OBJECTIVE:
Verbatim output of all the material below is required.

RECORD EXCERPTS:
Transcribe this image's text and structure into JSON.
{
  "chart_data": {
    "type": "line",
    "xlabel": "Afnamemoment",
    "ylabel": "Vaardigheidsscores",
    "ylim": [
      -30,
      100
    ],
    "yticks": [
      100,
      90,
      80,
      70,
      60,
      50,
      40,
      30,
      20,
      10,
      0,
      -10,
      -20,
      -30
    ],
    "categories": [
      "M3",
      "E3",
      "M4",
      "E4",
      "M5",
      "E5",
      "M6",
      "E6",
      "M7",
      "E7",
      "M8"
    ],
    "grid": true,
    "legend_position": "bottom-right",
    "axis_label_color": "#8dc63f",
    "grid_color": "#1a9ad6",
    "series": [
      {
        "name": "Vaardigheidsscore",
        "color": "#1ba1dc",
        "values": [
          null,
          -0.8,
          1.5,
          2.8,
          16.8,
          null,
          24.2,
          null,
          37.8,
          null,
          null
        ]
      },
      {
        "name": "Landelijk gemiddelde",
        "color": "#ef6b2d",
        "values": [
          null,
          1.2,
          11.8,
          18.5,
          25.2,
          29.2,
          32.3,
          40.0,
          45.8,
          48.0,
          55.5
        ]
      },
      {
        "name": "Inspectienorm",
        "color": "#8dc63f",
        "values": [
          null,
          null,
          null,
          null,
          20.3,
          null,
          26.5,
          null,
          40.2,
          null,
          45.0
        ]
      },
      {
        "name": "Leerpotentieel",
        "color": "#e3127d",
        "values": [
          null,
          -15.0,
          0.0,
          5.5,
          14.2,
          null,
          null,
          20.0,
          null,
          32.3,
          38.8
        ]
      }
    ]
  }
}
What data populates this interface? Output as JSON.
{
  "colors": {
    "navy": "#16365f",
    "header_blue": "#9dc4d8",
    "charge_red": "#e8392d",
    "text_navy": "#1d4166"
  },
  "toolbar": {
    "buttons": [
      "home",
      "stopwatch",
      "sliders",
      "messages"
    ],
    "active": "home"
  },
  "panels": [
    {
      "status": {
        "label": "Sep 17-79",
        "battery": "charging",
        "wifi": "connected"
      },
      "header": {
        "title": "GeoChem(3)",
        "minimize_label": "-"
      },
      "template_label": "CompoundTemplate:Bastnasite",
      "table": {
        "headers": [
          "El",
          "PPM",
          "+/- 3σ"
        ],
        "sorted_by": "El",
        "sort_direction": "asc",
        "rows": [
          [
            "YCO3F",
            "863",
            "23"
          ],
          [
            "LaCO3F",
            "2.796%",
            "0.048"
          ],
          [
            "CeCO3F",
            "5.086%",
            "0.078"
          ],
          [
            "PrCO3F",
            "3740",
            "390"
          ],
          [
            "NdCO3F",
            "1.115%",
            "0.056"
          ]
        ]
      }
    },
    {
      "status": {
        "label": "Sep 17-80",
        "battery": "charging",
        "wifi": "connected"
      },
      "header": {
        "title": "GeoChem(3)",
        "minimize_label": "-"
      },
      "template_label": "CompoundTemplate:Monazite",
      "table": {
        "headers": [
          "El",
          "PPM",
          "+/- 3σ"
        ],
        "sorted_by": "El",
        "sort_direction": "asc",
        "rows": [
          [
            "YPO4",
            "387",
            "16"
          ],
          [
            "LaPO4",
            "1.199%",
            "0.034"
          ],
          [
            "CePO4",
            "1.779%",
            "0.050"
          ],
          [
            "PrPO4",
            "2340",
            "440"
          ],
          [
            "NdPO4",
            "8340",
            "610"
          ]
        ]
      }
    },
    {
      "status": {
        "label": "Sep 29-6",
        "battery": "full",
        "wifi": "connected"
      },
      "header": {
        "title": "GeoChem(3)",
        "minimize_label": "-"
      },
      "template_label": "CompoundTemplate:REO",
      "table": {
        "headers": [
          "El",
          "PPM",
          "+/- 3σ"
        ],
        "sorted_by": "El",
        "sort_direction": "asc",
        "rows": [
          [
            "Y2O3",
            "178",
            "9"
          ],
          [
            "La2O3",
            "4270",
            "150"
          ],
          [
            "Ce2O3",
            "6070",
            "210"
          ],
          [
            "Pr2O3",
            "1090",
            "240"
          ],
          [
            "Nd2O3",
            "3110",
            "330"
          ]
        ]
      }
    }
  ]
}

FINISHED TASK:
Transcribe this image's text and structure into JSON.
{
  "chart_data": {
    "type": "line",
    "xlabel": "Afnamemoment",
    "ylabel": "Vaardigheidsscores",
    "ylim": [
      -30,
      100
    ],
    "yticks": [
      100,
      90,
      80,
      70,
      60,
      50,
      40,
      30,
      20,
      10,
      0,
      -10,
      -20,
      -30
    ],
    "categories": [
      "M3",
      "E3",
      "M4",
      "E4",
      "M5",
      "E5",
      "M6",
      "E6",
      "M7",
      "E7",
      "M8"
    ],
    "grid": true,
    "legend_position": "bottom-right",
    "axis_label_color": "#8dc63f",
    "grid_color": "#1a9ad6",
    "series": [
      {
        "name": "Vaardigheidsscore",
        "color": "#1ba1dc",
        "values": [
          null,
          -0.8,
          1.5,
          2.8,
          16.8,
          null,
          24.2,
          null,
          37.8,
          null,
          null
        ]
      },
      {
        "name": "Landelijk gemiddelde",
        "color": "#ef6b2d",
        "values": [
          null,
          1.2,
          11.8,
          18.5,
          25.2,
          29.2,
          32.3,
          40.0,
          45.8,
          48.0,
          55.5
        ]
      },
      {
        "name": "Inspectienorm",
        "color": "#8dc63f",
        "values": [
          null,
          null,
          null,
          null,
          20.3,
          null,
          26.5,
          null,
          40.2,
          null,
          45.0
        ]
      },
      {
        "name": "Leerpotentieel",
        "color": "#e3127d",
        "values": [
          null,
          -15.0,
          0.0,
          5.5,
          14.2,
          null,
          null,
          20.0,
          null,
          32.3,
          38.8
        ]
      }
    ]
  }
}
What data populates this interface? Output as JSON.
{
  "colors": {
    "navy": "#16365f",
    "header_blue": "#9dc4d8",
    "charge_red": "#e8392d",
    "text_navy": "#1d4166"
  },
  "toolbar": {
    "buttons": [
      "home",
      "stopwatch",
      "sliders",
      "messages"
    ],
    "active": "home"
  },
  "panels": [
    {
      "status": {
        "label": "Sep 17-79",
        "battery": "charging",
        "wifi": "connected"
      },
      "header": {
        "title": "GeoChem(3)",
        "minimize_label": "-"
      },
      "template_label": "CompoundTemplate:Bastnasite",
      "table": {
        "headers": [
          "El",
          "PPM",
          "+/- 3σ"
        ],
        "sorted_by": "El",
        "sort_direction": "asc",
        "rows": [
          [
            "YCO3F",
            "863",
            "23"
          ],
          [
            "LaCO3F",
            "2.796%",
            "0.048"
          ],
          [
            "CeCO3F",
            "5.086%",
            "0.078"
          ],
          [
            "PrCO3F",
            "3740",
            "390"
          ],
          [
            "NdCO3F",
            "1.115%",
            "0.056"
          ]
        ]
      }
    },
    {
      "status": {
        "label": "Sep 17-80",
        "battery": "charging",
        "wifi": "connected"
      },
      "header": {
        "title": "GeoChem(3)",
        "minimize_label": "-"
      },
      "template_label": "CompoundTemplate:Monazite",
      "table": {
        "headers": [
          "El",
          "PPM",
          "+/- 3σ"
        ],
        "sorted_by": "El",
        "sort_direction": "asc",
        "rows": [
          [
            "YPO4",
            "387",
            "16"
          ],
          [
            "LaPO4",
            "1.199%",
            "0.034"
          ],
          [
            "CePO4",
            "1.779%",
            "0.050"
          ],
          [
            "PrPO4",
            "2340",
            "440"
          ],
          [
            "NdPO4",
            "8340",
            "610"
          ]
        ]
      }
    },
    {
      "status": {
        "label": "Sep 29-6",
        "battery": "full",
        "wifi": "connected"
      },
      "header": {
        "title": "GeoChem(3)",
        "minimize_label": "-"
      },
      "template_label": "CompoundTemplate:REO",
      "table": {
        "headers": [
          "El",
          "PPM",
          "+/- 3σ"
        ],
        "sorted_by": "El",
        "sort_direction": "asc",
        "rows": [
          [
            "Y2O3",
            "178",
            "9"
          ],
          [
            "La2O3",
            "4270",
            "150"
          ],
          [
            "Ce2O3",
            "6070",
            "210"
          ],
          [
            "Pr2O3",
            "1090",
            "240"
          ],
          [
            "Nd2O3",
            "3110",
            "330"
          ]
        ]
      }
    }
  ]
}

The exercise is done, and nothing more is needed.